**Short task:** Scan the material and copy every line in which "SELLING" appears.

-- START OF Supplied records --

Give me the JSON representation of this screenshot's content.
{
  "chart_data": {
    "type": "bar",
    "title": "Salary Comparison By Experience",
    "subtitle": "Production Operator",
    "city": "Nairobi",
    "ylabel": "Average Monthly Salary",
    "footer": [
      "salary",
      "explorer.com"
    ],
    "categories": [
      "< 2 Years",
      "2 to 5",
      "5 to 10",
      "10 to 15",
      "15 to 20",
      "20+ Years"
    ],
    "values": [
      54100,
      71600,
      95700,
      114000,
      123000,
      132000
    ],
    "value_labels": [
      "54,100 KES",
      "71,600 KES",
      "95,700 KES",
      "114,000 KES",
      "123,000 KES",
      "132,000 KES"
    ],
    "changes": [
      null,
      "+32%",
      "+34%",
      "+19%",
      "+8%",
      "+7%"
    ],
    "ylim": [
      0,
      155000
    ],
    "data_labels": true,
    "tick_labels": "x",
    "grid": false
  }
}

-- END OF Supplied records --
-- START OF Supplied records --

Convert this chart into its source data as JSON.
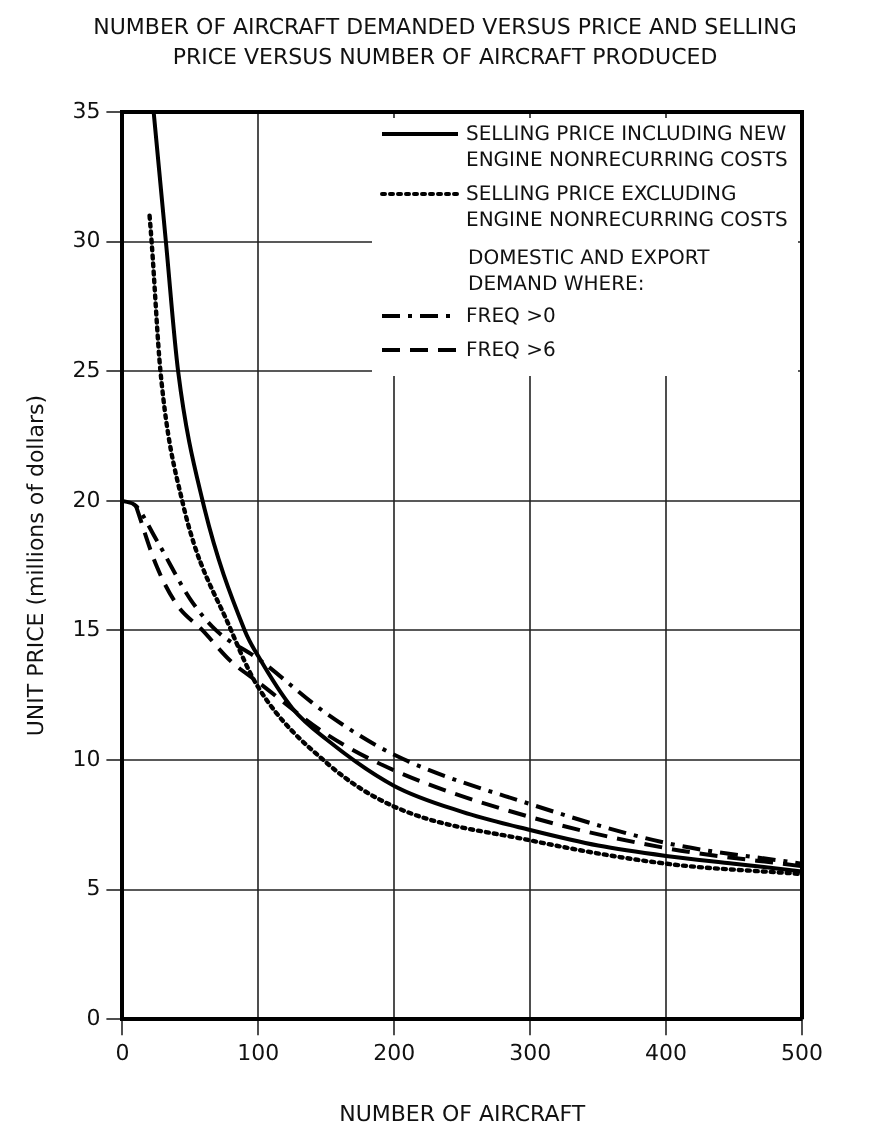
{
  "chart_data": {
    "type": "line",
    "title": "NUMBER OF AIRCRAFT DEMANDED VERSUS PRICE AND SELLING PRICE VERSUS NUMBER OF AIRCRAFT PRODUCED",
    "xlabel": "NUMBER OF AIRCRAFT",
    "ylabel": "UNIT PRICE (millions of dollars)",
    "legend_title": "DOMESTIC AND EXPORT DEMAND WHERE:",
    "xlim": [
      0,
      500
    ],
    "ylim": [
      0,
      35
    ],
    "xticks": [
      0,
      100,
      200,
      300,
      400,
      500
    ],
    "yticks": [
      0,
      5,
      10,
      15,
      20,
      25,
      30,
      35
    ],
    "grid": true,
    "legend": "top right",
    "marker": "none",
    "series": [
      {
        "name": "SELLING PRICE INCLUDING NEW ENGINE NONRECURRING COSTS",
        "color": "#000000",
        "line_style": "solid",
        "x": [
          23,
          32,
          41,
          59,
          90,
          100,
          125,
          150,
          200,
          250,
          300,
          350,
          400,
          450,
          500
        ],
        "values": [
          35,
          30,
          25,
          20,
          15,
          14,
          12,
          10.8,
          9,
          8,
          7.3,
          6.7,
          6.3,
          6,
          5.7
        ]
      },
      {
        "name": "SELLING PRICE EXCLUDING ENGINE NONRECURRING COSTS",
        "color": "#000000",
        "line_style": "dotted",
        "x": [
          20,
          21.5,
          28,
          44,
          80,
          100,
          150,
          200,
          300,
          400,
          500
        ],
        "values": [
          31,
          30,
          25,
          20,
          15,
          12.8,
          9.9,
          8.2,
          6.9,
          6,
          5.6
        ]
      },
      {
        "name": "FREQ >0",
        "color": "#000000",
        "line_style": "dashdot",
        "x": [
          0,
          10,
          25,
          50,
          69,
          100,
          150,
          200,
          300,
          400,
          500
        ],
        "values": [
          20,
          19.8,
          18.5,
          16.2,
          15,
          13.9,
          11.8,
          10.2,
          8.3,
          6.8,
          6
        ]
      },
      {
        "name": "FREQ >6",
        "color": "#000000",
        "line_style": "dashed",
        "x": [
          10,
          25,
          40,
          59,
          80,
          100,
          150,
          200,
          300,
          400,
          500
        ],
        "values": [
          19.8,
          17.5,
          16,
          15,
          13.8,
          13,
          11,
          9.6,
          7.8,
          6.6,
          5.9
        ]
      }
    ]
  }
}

-- END OF Supplied records --

**Output for this exercise:**
    "title": "NUMBER OF AIRCRAFT DEMANDED VERSUS PRICE AND SELLING PRICE VERSUS NUMBER OF AIRCRAFT PRODUCED",
        "name": "SELLING PRICE INCLUDING NEW ENGINE NONRECURRING COSTS",
        "name": "SELLING PRICE EXCLUDING ENGINE NONRECURRING COSTS",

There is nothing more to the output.